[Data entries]
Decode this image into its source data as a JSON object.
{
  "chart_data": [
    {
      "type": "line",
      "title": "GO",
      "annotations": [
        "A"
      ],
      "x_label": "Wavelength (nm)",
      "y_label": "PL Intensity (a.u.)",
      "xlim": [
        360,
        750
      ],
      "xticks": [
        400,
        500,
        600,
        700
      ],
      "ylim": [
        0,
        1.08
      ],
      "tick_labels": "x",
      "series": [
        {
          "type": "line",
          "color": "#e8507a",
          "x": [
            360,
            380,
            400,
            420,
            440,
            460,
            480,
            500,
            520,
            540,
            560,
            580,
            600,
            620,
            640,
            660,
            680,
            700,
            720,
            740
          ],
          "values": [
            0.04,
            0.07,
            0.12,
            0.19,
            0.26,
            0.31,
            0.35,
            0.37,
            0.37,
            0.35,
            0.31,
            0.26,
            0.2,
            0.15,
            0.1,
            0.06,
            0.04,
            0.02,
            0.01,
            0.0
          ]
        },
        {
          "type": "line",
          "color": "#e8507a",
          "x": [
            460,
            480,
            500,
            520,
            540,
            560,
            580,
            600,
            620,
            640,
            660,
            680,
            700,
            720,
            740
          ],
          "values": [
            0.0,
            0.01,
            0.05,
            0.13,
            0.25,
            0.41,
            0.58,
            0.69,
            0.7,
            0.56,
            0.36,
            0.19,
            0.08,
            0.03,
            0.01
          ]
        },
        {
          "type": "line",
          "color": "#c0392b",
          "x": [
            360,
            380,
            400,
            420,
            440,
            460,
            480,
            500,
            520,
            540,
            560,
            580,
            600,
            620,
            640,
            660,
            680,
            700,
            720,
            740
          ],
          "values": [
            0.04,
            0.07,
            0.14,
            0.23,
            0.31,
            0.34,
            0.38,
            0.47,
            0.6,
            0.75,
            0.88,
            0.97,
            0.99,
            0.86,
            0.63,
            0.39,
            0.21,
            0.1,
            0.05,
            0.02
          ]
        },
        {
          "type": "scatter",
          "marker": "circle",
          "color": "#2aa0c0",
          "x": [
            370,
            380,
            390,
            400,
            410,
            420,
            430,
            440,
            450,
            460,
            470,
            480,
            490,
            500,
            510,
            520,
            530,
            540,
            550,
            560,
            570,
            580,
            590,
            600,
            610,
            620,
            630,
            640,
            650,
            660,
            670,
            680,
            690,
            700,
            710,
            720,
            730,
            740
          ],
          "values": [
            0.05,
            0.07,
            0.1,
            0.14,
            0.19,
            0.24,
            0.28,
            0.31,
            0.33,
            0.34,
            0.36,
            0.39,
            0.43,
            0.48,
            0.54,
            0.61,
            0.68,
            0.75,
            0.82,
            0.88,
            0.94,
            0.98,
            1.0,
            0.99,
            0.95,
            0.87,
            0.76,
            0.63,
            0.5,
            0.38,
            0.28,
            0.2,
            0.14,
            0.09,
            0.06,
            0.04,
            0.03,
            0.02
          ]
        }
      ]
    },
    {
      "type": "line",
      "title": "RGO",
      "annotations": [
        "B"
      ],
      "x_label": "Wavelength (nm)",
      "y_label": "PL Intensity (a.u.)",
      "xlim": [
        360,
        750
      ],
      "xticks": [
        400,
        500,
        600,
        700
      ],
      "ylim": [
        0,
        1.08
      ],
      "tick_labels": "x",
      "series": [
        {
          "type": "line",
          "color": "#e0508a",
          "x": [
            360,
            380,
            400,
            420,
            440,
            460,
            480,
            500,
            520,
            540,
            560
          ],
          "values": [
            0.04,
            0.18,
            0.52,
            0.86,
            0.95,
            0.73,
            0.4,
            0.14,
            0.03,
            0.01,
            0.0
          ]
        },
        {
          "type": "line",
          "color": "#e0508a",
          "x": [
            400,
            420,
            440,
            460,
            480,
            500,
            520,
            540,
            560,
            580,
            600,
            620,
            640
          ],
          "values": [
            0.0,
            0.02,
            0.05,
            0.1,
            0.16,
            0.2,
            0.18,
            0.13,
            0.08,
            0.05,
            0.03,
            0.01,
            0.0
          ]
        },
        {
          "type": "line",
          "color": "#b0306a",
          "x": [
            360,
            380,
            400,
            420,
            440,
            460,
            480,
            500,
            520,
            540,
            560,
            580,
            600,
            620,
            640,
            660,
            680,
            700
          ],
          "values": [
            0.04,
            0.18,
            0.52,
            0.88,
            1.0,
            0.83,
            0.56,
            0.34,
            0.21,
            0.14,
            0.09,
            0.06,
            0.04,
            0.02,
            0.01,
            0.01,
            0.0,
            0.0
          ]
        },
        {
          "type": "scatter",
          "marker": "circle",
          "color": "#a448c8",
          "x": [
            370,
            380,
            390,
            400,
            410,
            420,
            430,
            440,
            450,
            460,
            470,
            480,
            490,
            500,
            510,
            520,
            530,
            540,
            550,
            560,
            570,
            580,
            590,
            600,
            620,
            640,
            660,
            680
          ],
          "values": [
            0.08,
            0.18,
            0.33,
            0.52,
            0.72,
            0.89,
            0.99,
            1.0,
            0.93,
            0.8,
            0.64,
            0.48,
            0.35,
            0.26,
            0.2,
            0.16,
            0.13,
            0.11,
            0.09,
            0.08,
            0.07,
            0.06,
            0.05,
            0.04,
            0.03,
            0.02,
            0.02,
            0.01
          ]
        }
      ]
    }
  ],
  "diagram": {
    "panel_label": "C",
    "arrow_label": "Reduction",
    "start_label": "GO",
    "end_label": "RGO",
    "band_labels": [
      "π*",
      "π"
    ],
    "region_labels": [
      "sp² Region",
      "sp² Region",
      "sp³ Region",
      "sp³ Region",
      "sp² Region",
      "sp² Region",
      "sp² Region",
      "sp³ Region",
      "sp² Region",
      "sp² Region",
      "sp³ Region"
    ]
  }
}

Exercise objective:
Recopy all the lines exactly as they appear.

Answer in full:
Decode this image into its source data as a JSON object.
{
  "chart_data": [
    {
      "type": "line",
      "title": "GO",
      "annotations": [
        "A"
      ],
      "x_label": "Wavelength (nm)",
      "y_label": "PL Intensity (a.u.)",
      "xlim": [
        360,
        750
      ],
      "xticks": [
        400,
        500,
        600,
        700
      ],
      "ylim": [
        0,
        1.08
      ],
      "tick_labels": "x",
      "series": [
        {
          "type": "line",
          "color": "#e8507a",
          "x": [
            360,
            380,
            400,
            420,
            440,
            460,
            480,
            500,
            520,
            540,
            560,
            580,
            600,
            620,
            640,
            660,
            680,
            700,
            720,
            740
          ],
          "values": [
            0.04,
            0.07,
            0.12,
            0.19,
            0.26,
            0.31,
            0.35,
            0.37,
            0.37,
            0.35,
            0.31,
            0.26,
            0.2,
            0.15,
            0.1,
            0.06,
            0.04,
            0.02,
            0.01,
            0.0
          ]
        },
        {
          "type": "line",
          "color": "#e8507a",
          "x": [
            460,
            480,
            500,
            520,
            540,
            560,
            580,
            600,
            620,
            640,
            660,
            680,
            700,
            720,
            740
          ],
          "values": [
            0.0,
            0.01,
            0.05,
            0.13,
            0.25,
            0.41,
            0.58,
            0.69,
            0.7,
            0.56,
            0.36,
            0.19,
            0.08,
            0.03,
            0.01
          ]
        },
        {
          "type": "line",
          "color": "#c0392b",
          "x": [
            360,
            380,
            400,
            420,
            440,
            460,
            480,
            500,
            520,
            540,
            560,
            580,
            600,
            620,
            640,
            660,
            680,
            700,
            720,
            740
          ],
          "values": [
            0.04,
            0.07,
            0.14,
            0.23,
            0.31,
            0.34,
            0.38,
            0.47,
            0.6,
            0.75,
            0.88,
            0.97,
            0.99,
            0.86,
            0.63,
            0.39,
            0.21,
            0.1,
            0.05,
            0.02
          ]
        },
        {
          "type": "scatter",
          "marker": "circle",
          "color": "#2aa0c0",
          "x": [
            370,
            380,
            390,
            400,
            410,
            420,
            430,
            440,
            450,
            460,
            470,
            480,
            490,
            500,
            510,
            520,
            530,
            540,
            550,
            560,
            570,
            580,
            590,
            600,
            610,
            620,
            630,
            640,
            650,
            660,
            670,
            680,
            690,
            700,
            710,
            720,
            730,
            740
          ],
          "values": [
            0.05,
            0.07,
            0.1,
            0.14,
            0.19,
            0.24,
            0.28,
            0.31,
            0.33,
            0.34,
            0.36,
            0.39,
            0.43,
            0.48,
            0.54,
            0.61,
            0.68,
            0.75,
            0.82,
            0.88,
            0.94,
            0.98,
            1.0,
            0.99,
            0.95,
            0.87,
            0.76,
            0.63,
            0.5,
            0.38,
            0.28,
            0.2,
            0.14,
            0.09,
            0.06,
            0.04,
            0.03,
            0.02
          ]
        }
      ]
    },
    {
      "type": "line",
      "title": "RGO",
      "annotations": [
        "B"
      ],
      "x_label": "Wavelength (nm)",
      "y_label": "PL Intensity (a.u.)",
      "xlim": [
        360,
        750
      ],
      "xticks": [
        400,
        500,
        600,
        700
      ],
      "ylim": [
        0,
        1.08
      ],
      "tick_labels": "x",
      "series": [
        {
          "type": "line",
          "color": "#e0508a",
          "x": [
            360,
            380,
            400,
            420,
            440,
            460,
            480,
            500,
            520,
            540,
            560
          ],
          "values": [
            0.04,
            0.18,
            0.52,
            0.86,
            0.95,
            0.73,
            0.4,
            0.14,
            0.03,
            0.01,
            0.0
          ]
        },
        {
          "type": "line",
          "color": "#e0508a",
          "x": [
            400,
            420,
            440,
            460,
            480,
            500,
            520,
            540,
            560,
            580,
            600,
            620,
            640
          ],
          "values": [
            0.0,
            0.02,
            0.05,
            0.1,
            0.16,
            0.2,
            0.18,
            0.13,
            0.08,
            0.05,
            0.03,
            0.01,
            0.0
          ]
        },
        {
          "type": "line",
          "color": "#b0306a",
          "x": [
            360,
            380,
            400,
            420,
            440,
            460,
            480,
            500,
            520,
            540,
            560,
            580,
            600,
            620,
            640,
            660,
            680,
            700
          ],
          "values": [
            0.04,
            0.18,
            0.52,
            0.88,
            1.0,
            0.83,
            0.56,
            0.34,
            0.21,
            0.14,
            0.09,
            0.06,
            0.04,
            0.02,
            0.01,
            0.01,
            0.0,
            0.0
          ]
        },
        {
          "type": "scatter",
          "marker": "circle",
          "color": "#a448c8",
          "x": [
            370,
            380,
            390,
            400,
            410,
            420,
            430,
            440,
            450,
            460,
            470,
            480,
            490,
            500,
            510,
            520,
            530,
            540,
            550,
            560,
            570,
            580,
            590,
            600,
            620,
            640,
            660,
            680
          ],
          "values": [
            0.08,
            0.18,
            0.33,
            0.52,
            0.72,
            0.89,
            0.99,
            1.0,
            0.93,
            0.8,
            0.64,
            0.48,
            0.35,
            0.26,
            0.2,
            0.16,
            0.13,
            0.11,
            0.09,
            0.08,
            0.07,
            0.06,
            0.05,
            0.04,
            0.03,
            0.02,
            0.02,
            0.01
          ]
        }
      ]
    }
  ],
  "diagram": {
    "panel_label": "C",
    "arrow_label": "Reduction",
    "start_label": "GO",
    "end_label": "RGO",
    "band_labels": [
      "π*",
      "π"
    ],
    "region_labels": [
      "sp² Region",
      "sp² Region",
      "sp³ Region",
      "sp³ Region",
      "sp² Region",
      "sp² Region",
      "sp² Region",
      "sp³ Region",
      "sp² Region",
      "sp² Region",
      "sp³ Region"
    ]
  }
}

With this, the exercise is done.